Problem description:
Search the data for the word "type". Reproduce every line where it is found.

_ _ _ _ _

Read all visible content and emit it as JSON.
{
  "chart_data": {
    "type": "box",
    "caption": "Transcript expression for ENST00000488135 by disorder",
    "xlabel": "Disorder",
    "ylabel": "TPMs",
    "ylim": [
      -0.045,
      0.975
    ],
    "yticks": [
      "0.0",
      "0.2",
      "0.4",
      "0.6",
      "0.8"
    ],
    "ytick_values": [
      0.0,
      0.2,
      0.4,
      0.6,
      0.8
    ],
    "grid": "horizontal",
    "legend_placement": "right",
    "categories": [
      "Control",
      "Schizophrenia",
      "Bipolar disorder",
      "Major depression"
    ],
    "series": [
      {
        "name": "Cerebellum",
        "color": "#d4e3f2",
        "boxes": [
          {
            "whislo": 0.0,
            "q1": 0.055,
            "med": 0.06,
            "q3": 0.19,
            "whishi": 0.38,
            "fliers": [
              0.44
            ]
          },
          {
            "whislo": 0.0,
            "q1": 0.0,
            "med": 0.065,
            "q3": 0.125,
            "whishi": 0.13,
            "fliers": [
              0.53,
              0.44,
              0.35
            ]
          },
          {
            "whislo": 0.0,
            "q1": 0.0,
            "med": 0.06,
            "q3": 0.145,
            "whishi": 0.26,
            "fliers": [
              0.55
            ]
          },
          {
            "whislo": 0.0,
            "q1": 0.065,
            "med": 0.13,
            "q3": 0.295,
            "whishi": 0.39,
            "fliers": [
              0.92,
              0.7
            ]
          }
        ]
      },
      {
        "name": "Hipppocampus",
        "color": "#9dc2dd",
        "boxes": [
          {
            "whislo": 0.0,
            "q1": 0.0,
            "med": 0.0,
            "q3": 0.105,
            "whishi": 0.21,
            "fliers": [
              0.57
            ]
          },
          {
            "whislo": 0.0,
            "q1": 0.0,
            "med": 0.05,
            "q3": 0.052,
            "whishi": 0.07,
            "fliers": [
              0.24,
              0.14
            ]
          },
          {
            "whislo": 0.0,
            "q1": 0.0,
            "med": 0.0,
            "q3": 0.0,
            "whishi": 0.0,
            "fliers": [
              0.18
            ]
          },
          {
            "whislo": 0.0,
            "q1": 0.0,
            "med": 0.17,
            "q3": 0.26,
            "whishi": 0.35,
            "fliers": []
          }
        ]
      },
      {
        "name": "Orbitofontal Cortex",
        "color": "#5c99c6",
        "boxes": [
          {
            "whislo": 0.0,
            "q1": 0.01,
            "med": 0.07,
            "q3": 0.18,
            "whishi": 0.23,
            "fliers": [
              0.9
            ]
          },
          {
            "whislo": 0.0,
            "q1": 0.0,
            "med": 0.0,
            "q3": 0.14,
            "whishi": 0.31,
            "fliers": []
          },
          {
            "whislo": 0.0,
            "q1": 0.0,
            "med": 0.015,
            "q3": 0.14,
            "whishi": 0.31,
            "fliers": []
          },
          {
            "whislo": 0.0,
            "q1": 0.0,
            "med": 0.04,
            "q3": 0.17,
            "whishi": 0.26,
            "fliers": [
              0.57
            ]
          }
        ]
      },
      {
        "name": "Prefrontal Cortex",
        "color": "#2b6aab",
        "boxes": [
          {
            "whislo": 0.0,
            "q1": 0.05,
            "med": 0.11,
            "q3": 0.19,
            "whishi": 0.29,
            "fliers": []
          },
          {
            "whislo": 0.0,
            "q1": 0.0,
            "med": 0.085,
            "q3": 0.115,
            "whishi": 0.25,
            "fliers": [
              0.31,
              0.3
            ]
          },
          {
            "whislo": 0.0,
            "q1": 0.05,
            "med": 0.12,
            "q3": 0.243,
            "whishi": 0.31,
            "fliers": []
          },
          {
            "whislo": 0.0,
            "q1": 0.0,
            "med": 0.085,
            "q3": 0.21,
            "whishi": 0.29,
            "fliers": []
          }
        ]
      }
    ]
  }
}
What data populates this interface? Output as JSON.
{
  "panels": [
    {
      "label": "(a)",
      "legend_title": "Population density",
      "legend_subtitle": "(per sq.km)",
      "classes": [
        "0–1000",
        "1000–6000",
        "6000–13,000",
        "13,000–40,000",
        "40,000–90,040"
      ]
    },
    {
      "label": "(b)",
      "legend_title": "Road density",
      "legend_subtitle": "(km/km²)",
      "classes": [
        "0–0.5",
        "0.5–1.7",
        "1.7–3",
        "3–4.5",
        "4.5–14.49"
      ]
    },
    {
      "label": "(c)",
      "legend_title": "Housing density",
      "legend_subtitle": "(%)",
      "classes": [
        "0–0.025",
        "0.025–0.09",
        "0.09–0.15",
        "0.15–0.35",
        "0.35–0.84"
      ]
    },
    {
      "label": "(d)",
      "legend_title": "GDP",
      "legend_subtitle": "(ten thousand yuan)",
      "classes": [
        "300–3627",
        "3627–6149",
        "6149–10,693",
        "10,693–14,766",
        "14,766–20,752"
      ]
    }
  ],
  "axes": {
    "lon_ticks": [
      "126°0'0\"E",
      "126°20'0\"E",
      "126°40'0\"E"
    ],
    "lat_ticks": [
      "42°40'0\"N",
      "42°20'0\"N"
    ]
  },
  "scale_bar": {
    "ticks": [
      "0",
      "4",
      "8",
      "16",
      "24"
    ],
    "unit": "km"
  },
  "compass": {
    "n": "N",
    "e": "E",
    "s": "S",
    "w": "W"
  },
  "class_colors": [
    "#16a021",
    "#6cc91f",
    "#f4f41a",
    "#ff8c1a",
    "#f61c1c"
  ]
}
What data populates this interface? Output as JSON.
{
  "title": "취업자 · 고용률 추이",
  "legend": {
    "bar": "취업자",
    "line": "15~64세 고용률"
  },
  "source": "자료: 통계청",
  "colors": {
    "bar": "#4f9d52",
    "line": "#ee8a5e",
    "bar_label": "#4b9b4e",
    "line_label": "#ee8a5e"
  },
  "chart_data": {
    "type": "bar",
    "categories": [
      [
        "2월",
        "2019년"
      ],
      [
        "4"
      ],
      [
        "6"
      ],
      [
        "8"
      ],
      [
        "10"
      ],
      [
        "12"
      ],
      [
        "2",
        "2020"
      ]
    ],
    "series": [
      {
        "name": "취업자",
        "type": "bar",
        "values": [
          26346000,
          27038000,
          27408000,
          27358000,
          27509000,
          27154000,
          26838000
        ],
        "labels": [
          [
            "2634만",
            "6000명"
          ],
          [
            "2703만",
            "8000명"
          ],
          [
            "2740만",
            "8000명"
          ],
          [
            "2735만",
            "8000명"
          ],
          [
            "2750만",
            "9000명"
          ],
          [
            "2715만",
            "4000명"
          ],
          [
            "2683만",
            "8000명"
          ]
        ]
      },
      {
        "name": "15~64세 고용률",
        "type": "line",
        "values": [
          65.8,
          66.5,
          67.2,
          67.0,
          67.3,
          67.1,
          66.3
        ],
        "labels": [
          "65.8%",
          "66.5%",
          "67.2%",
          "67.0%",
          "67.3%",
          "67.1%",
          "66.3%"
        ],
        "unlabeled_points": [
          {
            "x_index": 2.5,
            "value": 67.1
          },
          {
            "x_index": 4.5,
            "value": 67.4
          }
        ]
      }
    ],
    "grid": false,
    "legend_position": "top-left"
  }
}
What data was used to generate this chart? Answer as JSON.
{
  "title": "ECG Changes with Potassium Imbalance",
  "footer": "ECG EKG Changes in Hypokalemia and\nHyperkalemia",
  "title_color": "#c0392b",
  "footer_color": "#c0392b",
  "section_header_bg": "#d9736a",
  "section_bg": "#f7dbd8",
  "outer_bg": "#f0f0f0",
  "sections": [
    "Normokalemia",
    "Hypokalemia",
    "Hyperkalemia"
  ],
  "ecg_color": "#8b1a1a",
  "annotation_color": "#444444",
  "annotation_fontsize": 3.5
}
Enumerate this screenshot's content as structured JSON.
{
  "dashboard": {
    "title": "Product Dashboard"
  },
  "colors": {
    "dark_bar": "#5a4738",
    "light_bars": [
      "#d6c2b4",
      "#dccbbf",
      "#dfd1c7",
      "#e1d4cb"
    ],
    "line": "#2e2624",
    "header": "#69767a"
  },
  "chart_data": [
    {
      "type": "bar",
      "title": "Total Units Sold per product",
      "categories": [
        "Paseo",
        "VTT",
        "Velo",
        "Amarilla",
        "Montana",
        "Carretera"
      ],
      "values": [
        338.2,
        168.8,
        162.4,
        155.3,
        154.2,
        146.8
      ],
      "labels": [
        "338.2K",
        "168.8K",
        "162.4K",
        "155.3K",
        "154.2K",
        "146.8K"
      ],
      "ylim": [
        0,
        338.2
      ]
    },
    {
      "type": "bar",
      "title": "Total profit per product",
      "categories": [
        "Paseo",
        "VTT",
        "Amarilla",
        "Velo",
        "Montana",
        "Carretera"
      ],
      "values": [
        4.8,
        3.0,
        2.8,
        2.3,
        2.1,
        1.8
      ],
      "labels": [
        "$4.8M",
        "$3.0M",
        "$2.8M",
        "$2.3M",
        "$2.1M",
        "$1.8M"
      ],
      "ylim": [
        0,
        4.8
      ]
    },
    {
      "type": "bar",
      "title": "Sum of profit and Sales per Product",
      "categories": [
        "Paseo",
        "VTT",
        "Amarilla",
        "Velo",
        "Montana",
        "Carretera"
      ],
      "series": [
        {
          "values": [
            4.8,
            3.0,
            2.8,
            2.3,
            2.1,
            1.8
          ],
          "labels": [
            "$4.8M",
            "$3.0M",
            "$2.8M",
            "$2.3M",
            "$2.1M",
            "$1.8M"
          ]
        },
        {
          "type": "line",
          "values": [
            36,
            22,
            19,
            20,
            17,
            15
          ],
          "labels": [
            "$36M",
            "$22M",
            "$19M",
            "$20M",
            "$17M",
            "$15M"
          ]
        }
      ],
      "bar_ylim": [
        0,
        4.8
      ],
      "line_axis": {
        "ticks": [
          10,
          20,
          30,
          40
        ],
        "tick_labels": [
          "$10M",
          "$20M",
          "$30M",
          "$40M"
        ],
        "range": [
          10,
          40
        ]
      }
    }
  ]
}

_ _ _ _ _

Correct output:
    "type": "box",
    "type": "bar",
        "type": "bar",
        "type": "line",
      "type": "bar",
      "type": "bar",
      "type": "bar",
          "type": "line",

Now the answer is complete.